### TASKS TO COMPLETE
- a) Quote the forum thread about getting a car after it clears customs, everything from "BMWNA would probably" down to "let you know.", word for word.
- b) Print the rows, everything from the line containing "What elements are" down to the line containing "132, 970, 157]", both of those lines included, with each line reproduced as it stands. Leave the pictures out of your answer.

### GIVEN PASSAGE
-- -- --

# My car just cleared customs - does the PCD contact me, or do they contact CA/dealer?



## I-Won-Today (Feb 21, 2007)

benchman10 said:


> After a LONG wait from drop off to customs (I had a lot of complications in customs, unreal), I was informed by BMWNA yesterday that customs is going to release my car.
> 
> I dropped off my car May 17th in Zurich and not even close to getting it...... aarggghh the pain....
> 
> ...


Once it clears the VPC and they notify us it is released and ready to ship, they will be able to schedule it. Your CA will receive an email at that point with the first available re-delivery date. If the date doesn't work with your schedule, they can look at alternate dates that follow for availability. Just have your CA reply back to that email with the dates that best fit your schedule.

Hope this helps :thumbup:


----------



## Wine-O (Feb 17, 2010)

benchman10 said:


> After a LONG wait from drop off to customs (I had a lot of complications in customs, unreal), I was informed by BMWNA yesterday that customs is going to release my car.
> 
> I dropped off my car May 17th in Zurich and not even close to getting it...... aarggghh the pain....
> 
> ...


Once it clears customs, it has to go thru the VPC. Depending on how long it takes to make the repairs, the Performance Center will call or e-mail your CA once it clears VPC and set up a date for PCD. I got my date for pick up for PCD about 2 1/2 weeks after it cleared the Prep Center.

You can always call the BMW ED center to find out the status. 800-932-0831.


----------



## Wine-O (Feb 17, 2010)

I-Won-Today said:


> Once it clears the VPC and they notify us it is released and ready to ship, they will be able to schedule it. Your CA will receive an email at that point with the first available re-delivery date. If the date doesn't work with your schedule, they can look at alternate dates that follow for availability. Just have your CA reply back to that email with the dates that best fit your schedule.
> 
> Hope this helps :thumbup:


Exactly.


----------



## benchman10 (Aug 8, 2007)

I-Won-Today said:


> Once it clears the VPC and they notify us it is released and ready to ship, they will be able to schedule it. Your CA will receive an email at that point with the first available re-delivery date. If the date doesn't work with your schedule, they can look at alternate dates that follow for availability. Just have your CA reply back to that email with the dates that best fit your schedule.
> 
> Hope this helps :thumbup:


Thanks Jonathan.

Found out that the car is in the body shop as of yesterday.
Is there any way to find out how long the repairs may take or is BMWNA the best option.

Thanks


----------



## I-Won-Today (Feb 21, 2007)

benchman10 said:


> Thanks Jonathan.
> 
> Found out that the car is in the body shop as of yesterday.
> Is there any way to find out how long the repairs may take or is BMWNA the best option.
> ...


BMWNA would probably be the best option. They would probably have to contact someone at the VPC to find out the timeframe. If I can find out anything, I'll let you know.


----------

-- -- --

### EXERCISE INPUTS
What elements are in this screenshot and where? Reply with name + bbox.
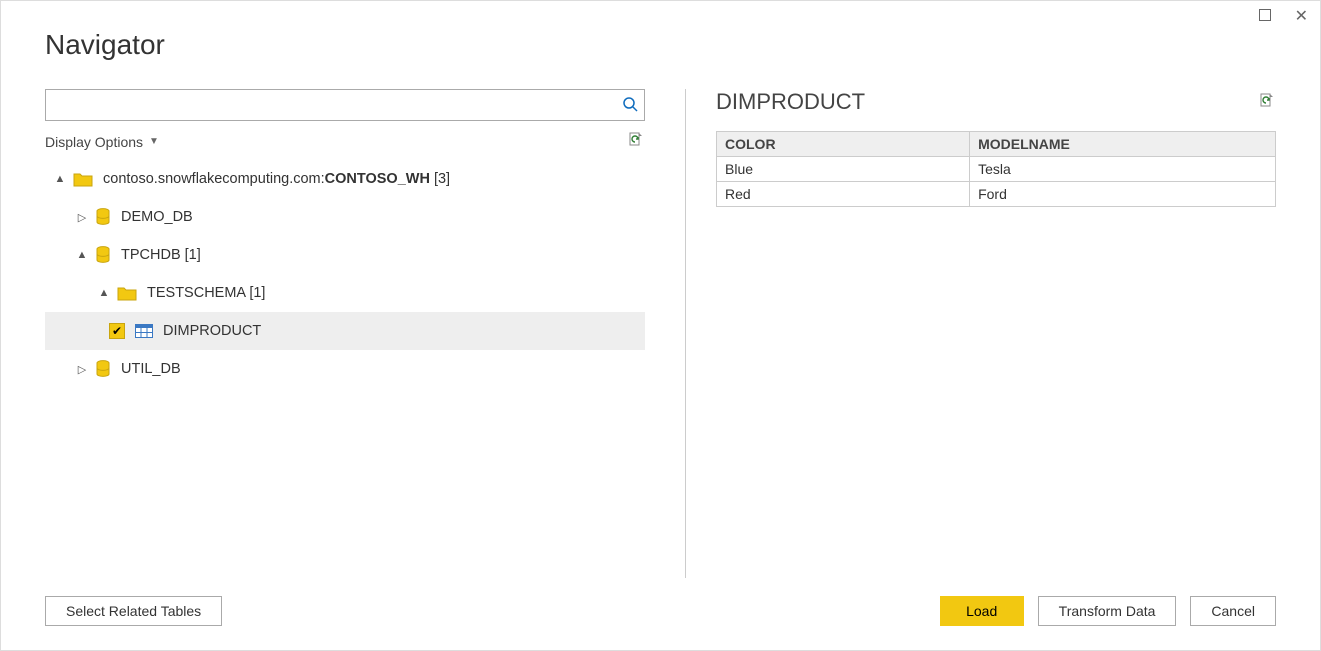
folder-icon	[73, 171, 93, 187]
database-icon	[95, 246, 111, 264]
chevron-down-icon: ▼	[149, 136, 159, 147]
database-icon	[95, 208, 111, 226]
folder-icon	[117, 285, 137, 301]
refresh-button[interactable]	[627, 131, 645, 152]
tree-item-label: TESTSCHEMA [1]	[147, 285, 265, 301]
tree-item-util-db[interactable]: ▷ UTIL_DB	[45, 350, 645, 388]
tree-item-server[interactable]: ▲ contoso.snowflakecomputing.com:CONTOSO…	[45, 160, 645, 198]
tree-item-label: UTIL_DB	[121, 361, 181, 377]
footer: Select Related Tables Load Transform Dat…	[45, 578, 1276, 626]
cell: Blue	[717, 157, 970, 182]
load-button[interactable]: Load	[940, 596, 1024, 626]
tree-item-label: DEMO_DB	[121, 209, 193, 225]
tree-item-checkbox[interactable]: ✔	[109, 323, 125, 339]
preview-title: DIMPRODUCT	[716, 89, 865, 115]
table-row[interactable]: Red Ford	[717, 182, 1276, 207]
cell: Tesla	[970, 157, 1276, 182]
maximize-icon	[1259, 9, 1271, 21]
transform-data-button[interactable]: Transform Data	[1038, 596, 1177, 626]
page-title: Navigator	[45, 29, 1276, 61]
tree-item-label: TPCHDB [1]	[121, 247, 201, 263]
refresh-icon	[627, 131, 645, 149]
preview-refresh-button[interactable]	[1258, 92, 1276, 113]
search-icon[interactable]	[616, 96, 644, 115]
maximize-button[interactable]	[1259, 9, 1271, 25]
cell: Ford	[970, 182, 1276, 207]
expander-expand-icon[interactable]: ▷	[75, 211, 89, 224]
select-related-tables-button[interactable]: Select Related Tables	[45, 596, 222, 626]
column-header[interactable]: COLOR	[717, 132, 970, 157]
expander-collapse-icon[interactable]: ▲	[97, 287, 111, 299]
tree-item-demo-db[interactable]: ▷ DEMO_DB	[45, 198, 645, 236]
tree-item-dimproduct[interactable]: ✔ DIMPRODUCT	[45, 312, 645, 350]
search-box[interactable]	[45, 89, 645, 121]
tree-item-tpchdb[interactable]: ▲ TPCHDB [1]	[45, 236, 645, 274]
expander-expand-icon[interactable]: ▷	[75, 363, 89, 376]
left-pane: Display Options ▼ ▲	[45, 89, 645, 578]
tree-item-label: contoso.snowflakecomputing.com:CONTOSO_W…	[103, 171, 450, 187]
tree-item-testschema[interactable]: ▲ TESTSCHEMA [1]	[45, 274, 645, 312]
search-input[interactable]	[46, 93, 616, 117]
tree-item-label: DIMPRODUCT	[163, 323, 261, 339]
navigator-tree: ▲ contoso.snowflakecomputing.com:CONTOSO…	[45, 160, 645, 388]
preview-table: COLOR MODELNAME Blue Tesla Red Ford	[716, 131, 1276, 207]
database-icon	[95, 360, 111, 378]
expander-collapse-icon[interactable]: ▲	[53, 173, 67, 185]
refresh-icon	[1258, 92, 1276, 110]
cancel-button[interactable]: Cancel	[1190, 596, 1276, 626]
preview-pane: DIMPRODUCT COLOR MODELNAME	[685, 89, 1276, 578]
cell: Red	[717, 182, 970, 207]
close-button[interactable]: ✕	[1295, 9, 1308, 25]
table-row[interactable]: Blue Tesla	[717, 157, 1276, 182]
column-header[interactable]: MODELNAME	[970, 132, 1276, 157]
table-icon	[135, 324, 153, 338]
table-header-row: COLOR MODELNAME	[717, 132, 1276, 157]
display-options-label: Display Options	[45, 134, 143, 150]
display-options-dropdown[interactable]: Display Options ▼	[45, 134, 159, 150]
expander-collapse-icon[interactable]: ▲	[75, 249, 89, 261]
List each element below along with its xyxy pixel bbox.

-- -- --

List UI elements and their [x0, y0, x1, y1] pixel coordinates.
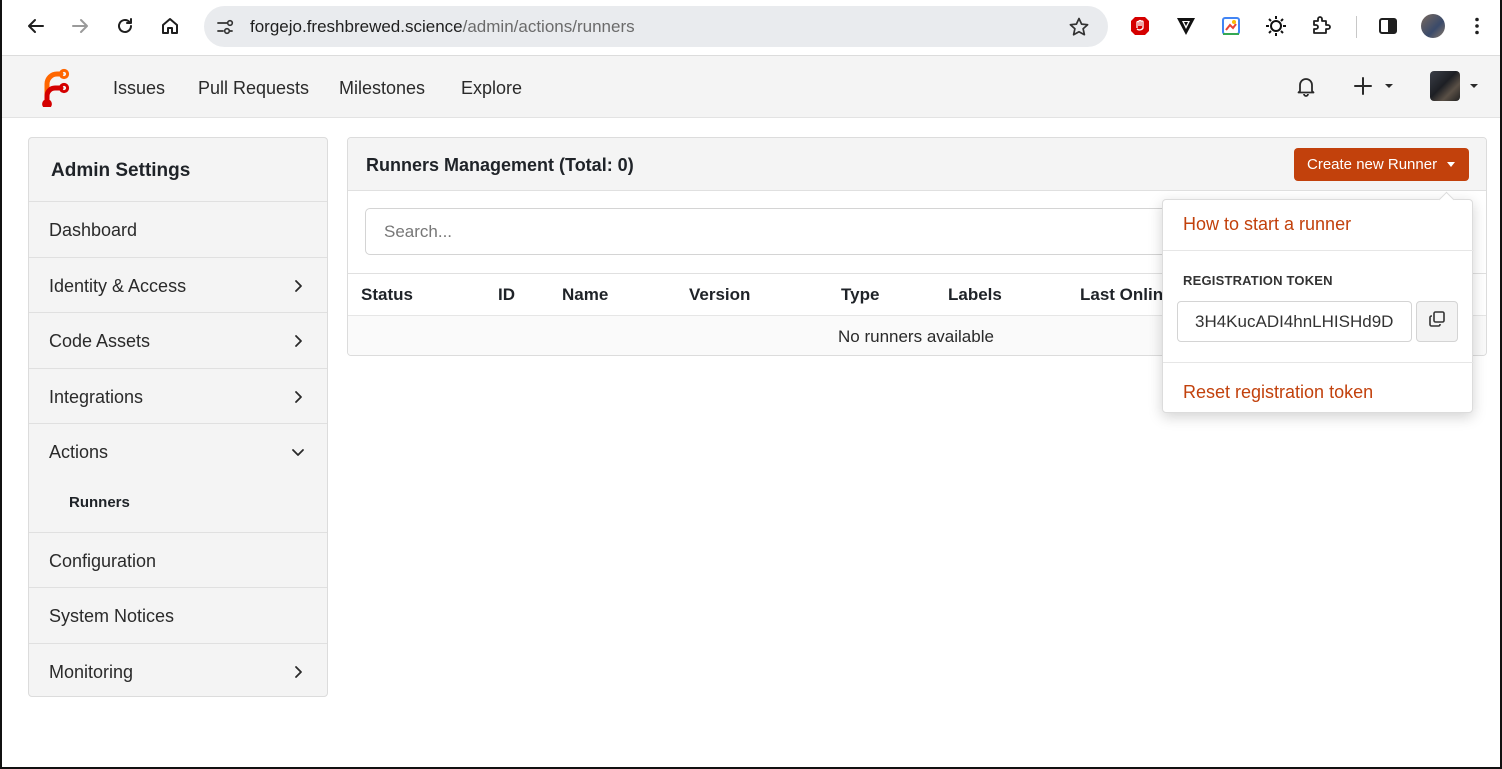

-- -- --

### SOLUTIONS PER TASK
- a)
BMWNA would probably be the best option. They would probably have to contact someone at the VPC to find out the timeframe. If I can find out anything, I'll let you know.

- b)
What elements are in this screenshot and where? Reply with name + bbox.
folder-icon	[73, 171, 93, 187]
database-icon	[95, 246, 111, 264]
chevron-down-icon: ▼	[149, 136, 159, 147]
database-icon	[95, 208, 111, 226]
folder-icon	[117, 285, 137, 301]
refresh-button[interactable]	[627, 131, 645, 152]
tree-item-label: TESTSCHEMA [1]	[147, 285, 265, 301]
tree-item-util-db[interactable]: ▷ UTIL_DB	[45, 350, 645, 388]
tree-item-server[interactable]: ▲ contoso.snowflakecomputing.com:CONTOSO…	[45, 160, 645, 198]
tree-item-label: UTIL_DB	[121, 361, 181, 377]
footer: Select Related Tables Load Transform Dat…	[45, 578, 1276, 626]
cell: Blue	[717, 157, 970, 182]
load-button[interactable]: Load	[940, 596, 1024, 626]
tree-item-label: DEMO_DB	[121, 209, 193, 225]
tree-item-checkbox[interactable]: ✔	[109, 323, 125, 339]
preview-title: DIMPRODUCT	[716, 89, 865, 115]
table-row[interactable]: Red Ford	[717, 182, 1276, 207]
cell: Tesla	[970, 157, 1276, 182]
maximize-icon	[1259, 9, 1271, 21]
transform-data-button[interactable]: Transform Data	[1038, 596, 1177, 626]
page-title: Navigator	[45, 29, 1276, 61]
tree-item-label: TPCHDB [1]	[121, 247, 201, 263]
refresh-icon	[627, 131, 645, 149]
preview-refresh-button[interactable]	[1258, 92, 1276, 113]
search-icon[interactable]	[616, 96, 644, 115]
maximize-button[interactable]	[1259, 9, 1271, 25]
cell: Ford	[970, 182, 1276, 207]
expander-expand-icon[interactable]: ▷	[75, 211, 89, 224]
select-related-tables-button[interactable]: Select Related Tables	[45, 596, 222, 626]
column-header[interactable]: COLOR	[717, 132, 970, 157]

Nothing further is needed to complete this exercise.